GIVEN ENTRIES:
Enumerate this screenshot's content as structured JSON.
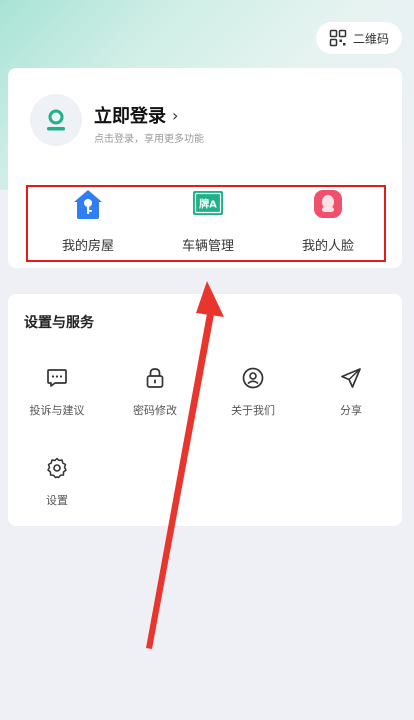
{
  "header": {
    "qr_label": "二维码"
  },
  "profile": {
    "login_title": "立即登录",
    "login_chevron": "›",
    "login_subtitle": "点击登录，享用更多功能"
  },
  "quick_actions": [
    {
      "label": "我的房屋",
      "icon": "house-key-icon",
      "color": "#2f7ff2"
    },
    {
      "label": "车辆管理",
      "icon": "license-plate-icon",
      "color": "#1fb28a",
      "badge": "牌A"
    },
    {
      "label": "我的人脸",
      "icon": "face-icon",
      "color": "#f0506e"
    }
  ],
  "services": {
    "title": "设置与服务",
    "items": [
      {
        "label": "投诉与建议",
        "icon": "message-icon"
      },
      {
        "label": "密码修改",
        "icon": "lock-icon"
      },
      {
        "label": "关于我们",
        "icon": "user-circle-icon"
      },
      {
        "label": "分享",
        "icon": "send-icon"
      },
      {
        "label": "设置",
        "icon": "gear-icon"
      }
    ]
  },
  "colors": {
    "accent": "#1fb28a",
    "highlight_border": "#e21b1b",
    "arrow": "#e8362f"
  }
}
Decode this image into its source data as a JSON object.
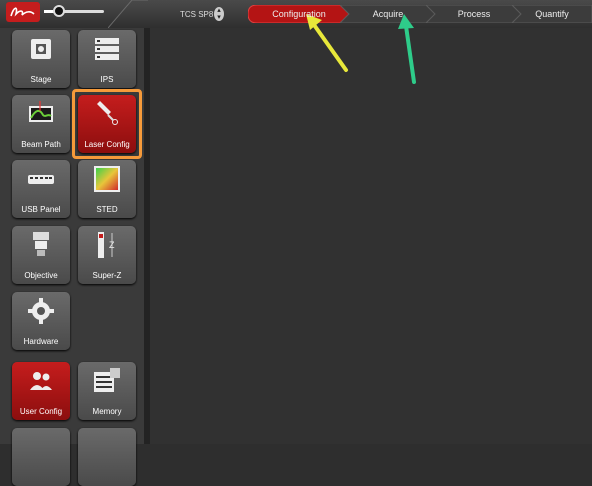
{
  "app": {
    "system_name": "TCS SP8"
  },
  "colors": {
    "accent_red": "#c51d1d",
    "highlight_orange": "#f59a3a",
    "arrow_yellow": "#e8e83a",
    "arrow_green": "#2ecc8a"
  },
  "workflow_steps": [
    {
      "label": "Configuration",
      "active": true
    },
    {
      "label": "Acquire",
      "active": false
    },
    {
      "label": "Process",
      "active": false
    },
    {
      "label": "Quantify",
      "active": false
    }
  ],
  "zoom_slider": {
    "level": 0.25
  },
  "tiles": [
    {
      "label": "Stage",
      "icon": "stage-icon"
    },
    {
      "label": "IPS",
      "icon": "ips-icon"
    },
    {
      "label": "Beam Path",
      "icon": "beam-path-icon"
    },
    {
      "label": "Laser Config",
      "icon": "laser-config-icon",
      "selected": true
    },
    {
      "label": "USB Panel",
      "icon": "usb-panel-icon"
    },
    {
      "label": "STED",
      "icon": "sted-icon"
    },
    {
      "label": "Objective",
      "icon": "objective-icon"
    },
    {
      "label": "Super-Z",
      "icon": "super-z-icon"
    },
    {
      "label": "Hardware",
      "icon": "gear-icon"
    },
    {
      "label": "User Config",
      "icon": "user-config-icon"
    },
    {
      "label": "Memory",
      "icon": "memory-icon"
    }
  ]
}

WHAT YOU WILL DO: Transcribe the complete set of entries verbatim. No pictures belong in the copy.

SOLUTION FOR THIS EXERCISE:
Enumerate this screenshot's content as structured JSON.
{
  "header": {
    "qr_label": "二维码"
  },
  "profile": {
    "login_title": "立即登录",
    "login_chevron": "›",
    "login_subtitle": "点击登录，享用更多功能"
  },
  "quick_actions": [
    {
      "label": "我的房屋",
      "icon": "house-key-icon",
      "color": "#2f7ff2"
    },
    {
      "label": "车辆管理",
      "icon": "license-plate-icon",
      "color": "#1fb28a",
      "badge": "牌A"
    },
    {
      "label": "我的人脸",
      "icon": "face-icon",
      "color": "#f0506e"
    }
  ],
  "services": {
    "title": "设置与服务",
    "items": [
      {
        "label": "投诉与建议",
        "icon": "message-icon"
      },
      {
        "label": "密码修改",
        "icon": "lock-icon"
      },
      {
        "label": "关于我们",
        "icon": "user-circle-icon"
      },
      {
        "label": "分享",
        "icon": "send-icon"
      },
      {
        "label": "设置",
        "icon": "gear-icon"
      }
    ]
  },
  "colors": {
    "accent": "#1fb28a",
    "highlight_border": "#e21b1b",
    "arrow": "#e8362f"
  }
}
Decode this image into its source data as a JSON object.
{
  "app": {
    "system_name": "TCS SP8"
  },
  "colors": {
    "accent_red": "#c51d1d",
    "highlight_orange": "#f59a3a",
    "arrow_yellow": "#e8e83a",
    "arrow_green": "#2ecc8a"
  },
  "workflow_steps": [
    {
      "label": "Configuration",
      "active": true
    },
    {
      "label": "Acquire",
      "active": false
    },
    {
      "label": "Process",
      "active": false
    },
    {
      "label": "Quantify",
      "active": false
    }
  ],
  "zoom_slider": {
    "level": 0.25
  },
  "tiles": [
    {
      "label": "Stage",
      "icon": "stage-icon"
    },
    {
      "label": "IPS",
      "icon": "ips-icon"
    },
    {
      "label": "Beam Path",
      "icon": "beam-path-icon"
    },
    {
      "label": "Laser Config",
      "icon": "laser-config-icon",
      "selected": true
    },
    {
      "label": "USB Panel",
      "icon": "usb-panel-icon"
    },
    {
      "label": "STED",
      "icon": "sted-icon"
    },
    {
      "label": "Objective",
      "icon": "objective-icon"
    },
    {
      "label": "Super-Z",
      "icon": "super-z-icon"
    },
    {
      "label": "Hardware",
      "icon": "gear-icon"
    },
    {
      "label": "User Config",
      "icon": "user-config-icon"
    },
    {
      "label": "Memory",
      "icon": "memory-icon"
    }
  ]
}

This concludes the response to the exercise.